[Rows]:

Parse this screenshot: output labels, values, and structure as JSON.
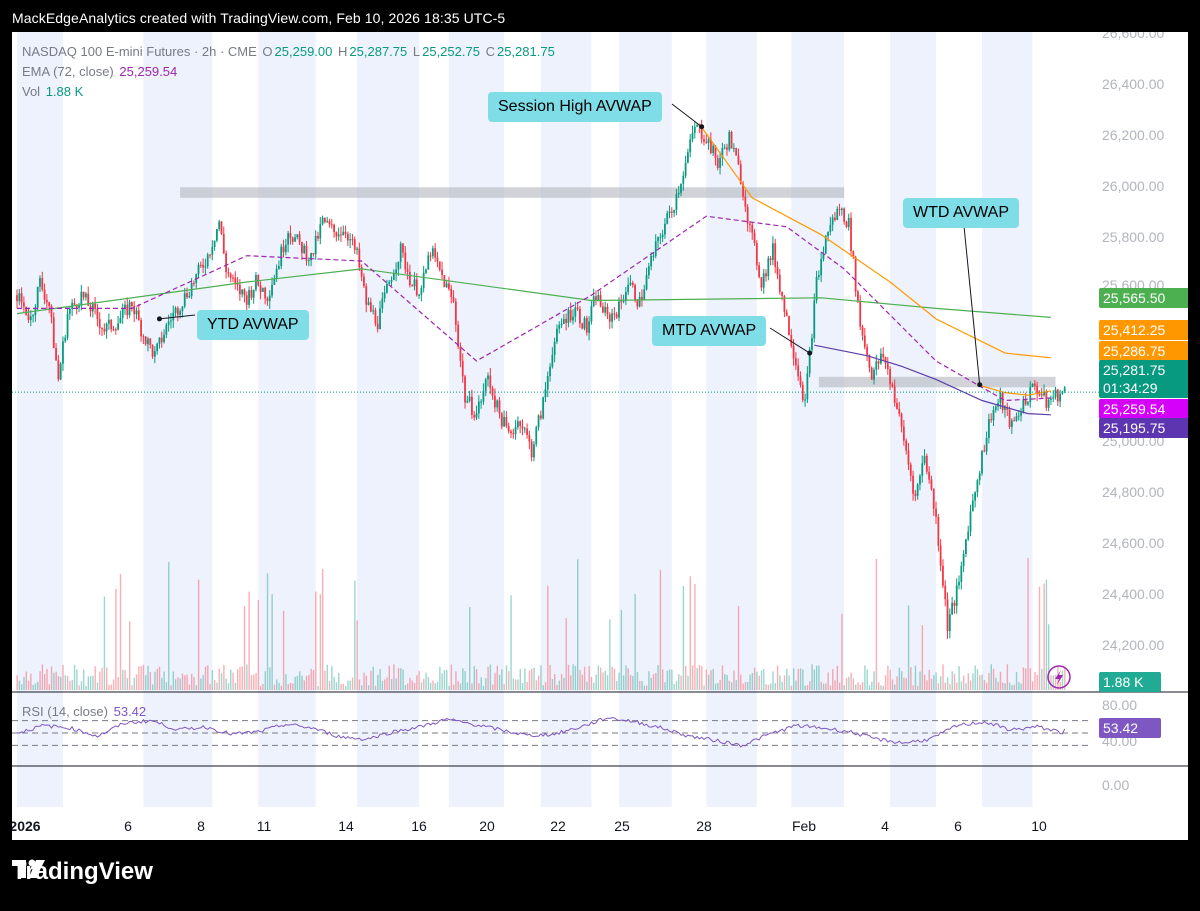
{
  "header": {
    "text": "MackEdgeAnalytics created with TradingView.com, Feb 10, 2026 18:35 UTC-5"
  },
  "legend": {
    "symbol": "NASDAQ 100 E-mini Futures · 2h · CME",
    "o_label": "O",
    "o_val": "25,259.00",
    "h_label": "H",
    "h_val": "25,287.75",
    "l_label": "L",
    "l_val": "25,252.75",
    "c_label": "C",
    "c_val": "25,281.75",
    "ema_label": "EMA (72, close)",
    "ema_val": "25,259.54",
    "vol_label": "Vol",
    "vol_val": "1.88 K",
    "rsi_label": "RSI (14, close)",
    "rsi_val": "53.42"
  },
  "callouts": {
    "session_high": "Session High AVWAP",
    "wtd": "WTD AVWAP",
    "ytd": "YTD AVWAP",
    "mtd": "MTD AVWAP"
  },
  "price_axis": [
    "26,600.00",
    "26,400.00",
    "26,200.00",
    "26,000.00",
    "25,800.00",
    "25,600.00",
    "25,000.00",
    "24,800.00",
    "24,600.00",
    "24,400.00",
    "24,200.00"
  ],
  "rsi_axis": [
    "80.00",
    "40.00",
    "0.00"
  ],
  "price_tags": {
    "ytd": "25,565.50",
    "session": "25,412.25",
    "wtd": "25,286.75",
    "last": "25,281.75",
    "countdown": "01:34:29",
    "ema": "25,259.54",
    "mtd": "25,195.75",
    "vol": "1.88 K",
    "rsi": "53.42"
  },
  "date_axis": [
    "2026",
    "6",
    "8",
    "11",
    "14",
    "16",
    "20",
    "22",
    "25",
    "28",
    "Feb",
    "4",
    "6",
    "10"
  ],
  "footer": {
    "brand": "TradingView"
  },
  "colors": {
    "up": "#089981",
    "down": "#f23645",
    "ytd": "#4caf50",
    "session": "#ff9800",
    "ema": "#9c27b0",
    "mtd": "#5b3fa8",
    "rsi": "#7e57c2",
    "callout": "#7fdde8"
  },
  "chart_data": {
    "type": "candlestick",
    "symbol": "NASDAQ 100 E-mini Futures",
    "interval": "2h",
    "ylim": [
      24150,
      26650
    ],
    "last_close": 25281.75,
    "close_path": [
      [
        0,
        25650
      ],
      [
        6,
        25560
      ],
      [
        10,
        25700
      ],
      [
        14,
        25610
      ],
      [
        18,
        25330
      ],
      [
        22,
        25580
      ],
      [
        28,
        25650
      ],
      [
        33,
        25590
      ],
      [
        38,
        25520
      ],
      [
        44,
        25550
      ],
      [
        50,
        25620
      ],
      [
        55,
        25500
      ],
      [
        60,
        25420
      ],
      [
        66,
        25550
      ],
      [
        72,
        25630
      ],
      [
        78,
        25720
      ],
      [
        83,
        25800
      ],
      [
        88,
        25930
      ],
      [
        91,
        25750
      ],
      [
        95,
        25680
      ],
      [
        100,
        25640
      ],
      [
        104,
        25700
      ],
      [
        109,
        25650
      ],
      [
        114,
        25780
      ],
      [
        118,
        25900
      ],
      [
        123,
        25840
      ],
      [
        128,
        25790
      ],
      [
        133,
        25930
      ],
      [
        138,
        25890
      ],
      [
        143,
        25900
      ],
      [
        148,
        25800
      ],
      [
        152,
        25620
      ],
      [
        157,
        25550
      ],
      [
        163,
        25730
      ],
      [
        167,
        25820
      ],
      [
        172,
        25690
      ],
      [
        176,
        25670
      ],
      [
        180,
        25820
      ],
      [
        186,
        25700
      ],
      [
        190,
        25620
      ],
      [
        195,
        25260
      ],
      [
        200,
        25200
      ],
      [
        205,
        25340
      ],
      [
        209,
        25220
      ],
      [
        214,
        25120
      ],
      [
        219,
        25180
      ],
      [
        224,
        25060
      ],
      [
        229,
        25240
      ],
      [
        233,
        25450
      ],
      [
        238,
        25560
      ],
      [
        243,
        25600
      ],
      [
        248,
        25520
      ],
      [
        252,
        25650
      ],
      [
        257,
        25560
      ],
      [
        262,
        25600
      ],
      [
        266,
        25700
      ],
      [
        271,
        25620
      ],
      [
        276,
        25780
      ],
      [
        281,
        25900
      ],
      [
        286,
        26000
      ],
      [
        291,
        26150
      ],
      [
        295,
        26290
      ],
      [
        300,
        26250
      ],
      [
        305,
        26150
      ],
      [
        310,
        26250
      ],
      [
        315,
        26100
      ],
      [
        319,
        25900
      ],
      [
        324,
        25700
      ],
      [
        329,
        25820
      ],
      [
        334,
        25600
      ],
      [
        338,
        25440
      ],
      [
        343,
        25240
      ],
      [
        348,
        25700
      ],
      [
        353,
        25900
      ],
      [
        358,
        25980
      ],
      [
        362,
        25920
      ],
      [
        367,
        25540
      ],
      [
        372,
        25350
      ],
      [
        377,
        25420
      ],
      [
        381,
        25300
      ],
      [
        386,
        25100
      ],
      [
        391,
        24880
      ],
      [
        395,
        25050
      ],
      [
        400,
        24800
      ],
      [
        405,
        24400
      ],
      [
        410,
        24550
      ],
      [
        414,
        24780
      ],
      [
        419,
        25000
      ],
      [
        424,
        25200
      ],
      [
        428,
        25250
      ],
      [
        433,
        25150
      ],
      [
        438,
        25240
      ],
      [
        443,
        25310
      ],
      [
        448,
        25240
      ],
      [
        452,
        25270
      ],
      [
        457,
        25282
      ]
    ],
    "ytd_avwap": [
      [
        0,
        25580
      ],
      [
        100,
        25700
      ],
      [
        150,
        25750
      ],
      [
        250,
        25630
      ],
      [
        350,
        25640
      ],
      [
        400,
        25600
      ],
      [
        450,
        25565.5
      ]
    ],
    "session_high_avwap": [
      [
        297,
        26300
      ],
      [
        320,
        26020
      ],
      [
        350,
        25880
      ],
      [
        380,
        25700
      ],
      [
        400,
        25560
      ],
      [
        430,
        25430
      ],
      [
        450,
        25412.25
      ]
    ],
    "mtd_avwap": [
      [
        347,
        25460
      ],
      [
        370,
        25420
      ],
      [
        385,
        25380
      ],
      [
        400,
        25330
      ],
      [
        420,
        25250
      ],
      [
        440,
        25200
      ],
      [
        450,
        25195.75
      ]
    ],
    "wtd_avwap": [
      [
        418,
        25310
      ],
      [
        430,
        25280
      ],
      [
        440,
        25270
      ],
      [
        450,
        25286.75
      ]
    ],
    "ema_72": [
      [
        0,
        25600
      ],
      [
        50,
        25600
      ],
      [
        100,
        25800
      ],
      [
        150,
        25780
      ],
      [
        200,
        25400
      ],
      [
        250,
        25650
      ],
      [
        300,
        25950
      ],
      [
        335,
        25910
      ],
      [
        360,
        25750
      ],
      [
        400,
        25400
      ],
      [
        430,
        25250
      ],
      [
        450,
        25259.54
      ]
    ],
    "resistance_zone": [
      26020,
      26060
    ],
    "support_zone": [
      25300,
      25340
    ],
    "rsi": {
      "ylim": [
        0,
        100
      ],
      "levels": [
        70,
        50,
        30
      ],
      "last": 53.42,
      "values": [
        50,
        62,
        58,
        45,
        66,
        70,
        55,
        60,
        48,
        52,
        64,
        58,
        44,
        40,
        52,
        60,
        72,
        64,
        55,
        46,
        48,
        60,
        75,
        68,
        58,
        45,
        38,
        30,
        48,
        62,
        58,
        52,
        40,
        34,
        40,
        62,
        68,
        55,
        60,
        50
      ]
    },
    "volume_last": "1.88 K"
  }
}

[Direction]: Without the pictures, return all the records precisely as they stand.

[The output]:
Parse this screenshot: output labels, values, and structure as JSON.
{
  "header": {
    "text": "MackEdgeAnalytics created with TradingView.com, Feb 10, 2026 18:35 UTC-5"
  },
  "legend": {
    "symbol": "NASDAQ 100 E-mini Futures · 2h · CME",
    "o_label": "O",
    "o_val": "25,259.00",
    "h_label": "H",
    "h_val": "25,287.75",
    "l_label": "L",
    "l_val": "25,252.75",
    "c_label": "C",
    "c_val": "25,281.75",
    "ema_label": "EMA (72, close)",
    "ema_val": "25,259.54",
    "vol_label": "Vol",
    "vol_val": "1.88 K",
    "rsi_label": "RSI (14, close)",
    "rsi_val": "53.42"
  },
  "callouts": {
    "session_high": "Session High AVWAP",
    "wtd": "WTD AVWAP",
    "ytd": "YTD AVWAP",
    "mtd": "MTD AVWAP"
  },
  "price_axis": [
    "26,600.00",
    "26,400.00",
    "26,200.00",
    "26,000.00",
    "25,800.00",
    "25,600.00",
    "25,000.00",
    "24,800.00",
    "24,600.00",
    "24,400.00",
    "24,200.00"
  ],
  "rsi_axis": [
    "80.00",
    "40.00",
    "0.00"
  ],
  "price_tags": {
    "ytd": "25,565.50",
    "session": "25,412.25",
    "wtd": "25,286.75",
    "last": "25,281.75",
    "countdown": "01:34:29",
    "ema": "25,259.54",
    "mtd": "25,195.75",
    "vol": "1.88 K",
    "rsi": "53.42"
  },
  "date_axis": [
    "2026",
    "6",
    "8",
    "11",
    "14",
    "16",
    "20",
    "22",
    "25",
    "28",
    "Feb",
    "4",
    "6",
    "10"
  ],
  "footer": {
    "brand": "TradingView"
  },
  "colors": {
    "up": "#089981",
    "down": "#f23645",
    "ytd": "#4caf50",
    "session": "#ff9800",
    "ema": "#9c27b0",
    "mtd": "#5b3fa8",
    "rsi": "#7e57c2",
    "callout": "#7fdde8"
  },
  "chart_data": {
    "type": "candlestick",
    "symbol": "NASDAQ 100 E-mini Futures",
    "interval": "2h",
    "ylim": [
      24150,
      26650
    ],
    "last_close": 25281.75,
    "close_path": [
      [
        0,
        25650
      ],
      [
        6,
        25560
      ],
      [
        10,
        25700
      ],
      [
        14,
        25610
      ],
      [
        18,
        25330
      ],
      [
        22,
        25580
      ],
      [
        28,
        25650
      ],
      [
        33,
        25590
      ],
      [
        38,
        25520
      ],
      [
        44,
        25550
      ],
      [
        50,
        25620
      ],
      [
        55,
        25500
      ],
      [
        60,
        25420
      ],
      [
        66,
        25550
      ],
      [
        72,
        25630
      ],
      [
        78,
        25720
      ],
      [
        83,
        25800
      ],
      [
        88,
        25930
      ],
      [
        91,
        25750
      ],
      [
        95,
        25680
      ],
      [
        100,
        25640
      ],
      [
        104,
        25700
      ],
      [
        109,
        25650
      ],
      [
        114,
        25780
      ],
      [
        118,
        25900
      ],
      [
        123,
        25840
      ],
      [
        128,
        25790
      ],
      [
        133,
        25930
      ],
      [
        138,
        25890
      ],
      [
        143,
        25900
      ],
      [
        148,
        25800
      ],
      [
        152,
        25620
      ],
      [
        157,
        25550
      ],
      [
        163,
        25730
      ],
      [
        167,
        25820
      ],
      [
        172,
        25690
      ],
      [
        176,
        25670
      ],
      [
        180,
        25820
      ],
      [
        186,
        25700
      ],
      [
        190,
        25620
      ],
      [
        195,
        25260
      ],
      [
        200,
        25200
      ],
      [
        205,
        25340
      ],
      [
        209,
        25220
      ],
      [
        214,
        25120
      ],
      [
        219,
        25180
      ],
      [
        224,
        25060
      ],
      [
        229,
        25240
      ],
      [
        233,
        25450
      ],
      [
        238,
        25560
      ],
      [
        243,
        25600
      ],
      [
        248,
        25520
      ],
      [
        252,
        25650
      ],
      [
        257,
        25560
      ],
      [
        262,
        25600
      ],
      [
        266,
        25700
      ],
      [
        271,
        25620
      ],
      [
        276,
        25780
      ],
      [
        281,
        25900
      ],
      [
        286,
        26000
      ],
      [
        291,
        26150
      ],
      [
        295,
        26290
      ],
      [
        300,
        26250
      ],
      [
        305,
        26150
      ],
      [
        310,
        26250
      ],
      [
        315,
        26100
      ],
      [
        319,
        25900
      ],
      [
        324,
        25700
      ],
      [
        329,
        25820
      ],
      [
        334,
        25600
      ],
      [
        338,
        25440
      ],
      [
        343,
        25240
      ],
      [
        348,
        25700
      ],
      [
        353,
        25900
      ],
      [
        358,
        25980
      ],
      [
        362,
        25920
      ],
      [
        367,
        25540
      ],
      [
        372,
        25350
      ],
      [
        377,
        25420
      ],
      [
        381,
        25300
      ],
      [
        386,
        25100
      ],
      [
        391,
        24880
      ],
      [
        395,
        25050
      ],
      [
        400,
        24800
      ],
      [
        405,
        24400
      ],
      [
        410,
        24550
      ],
      [
        414,
        24780
      ],
      [
        419,
        25000
      ],
      [
        424,
        25200
      ],
      [
        428,
        25250
      ],
      [
        433,
        25150
      ],
      [
        438,
        25240
      ],
      [
        443,
        25310
      ],
      [
        448,
        25240
      ],
      [
        452,
        25270
      ],
      [
        457,
        25282
      ]
    ],
    "ytd_avwap": [
      [
        0,
        25580
      ],
      [
        100,
        25700
      ],
      [
        150,
        25750
      ],
      [
        250,
        25630
      ],
      [
        350,
        25640
      ],
      [
        400,
        25600
      ],
      [
        450,
        25565.5
      ]
    ],
    "session_high_avwap": [
      [
        297,
        26300
      ],
      [
        320,
        26020
      ],
      [
        350,
        25880
      ],
      [
        380,
        25700
      ],
      [
        400,
        25560
      ],
      [
        430,
        25430
      ],
      [
        450,
        25412.25
      ]
    ],
    "mtd_avwap": [
      [
        347,
        25460
      ],
      [
        370,
        25420
      ],
      [
        385,
        25380
      ],
      [
        400,
        25330
      ],
      [
        420,
        25250
      ],
      [
        440,
        25200
      ],
      [
        450,
        25195.75
      ]
    ],
    "wtd_avwap": [
      [
        418,
        25310
      ],
      [
        430,
        25280
      ],
      [
        440,
        25270
      ],
      [
        450,
        25286.75
      ]
    ],
    "ema_72": [
      [
        0,
        25600
      ],
      [
        50,
        25600
      ],
      [
        100,
        25800
      ],
      [
        150,
        25780
      ],
      [
        200,
        25400
      ],
      [
        250,
        25650
      ],
      [
        300,
        25950
      ],
      [
        335,
        25910
      ],
      [
        360,
        25750
      ],
      [
        400,
        25400
      ],
      [
        430,
        25250
      ],
      [
        450,
        25259.54
      ]
    ],
    "resistance_zone": [
      26020,
      26060
    ],
    "support_zone": [
      25300,
      25340
    ],
    "rsi": {
      "ylim": [
        0,
        100
      ],
      "levels": [
        70,
        50,
        30
      ],
      "last": 53.42,
      "values": [
        50,
        62,
        58,
        45,
        66,
        70,
        55,
        60,
        48,
        52,
        64,
        58,
        44,
        40,
        52,
        60,
        72,
        64,
        55,
        46,
        48,
        60,
        75,
        68,
        58,
        45,
        38,
        30,
        48,
        62,
        58,
        52,
        40,
        34,
        40,
        62,
        68,
        55,
        60,
        50
      ]
    },
    "volume_last": "1.88 K"
  }
}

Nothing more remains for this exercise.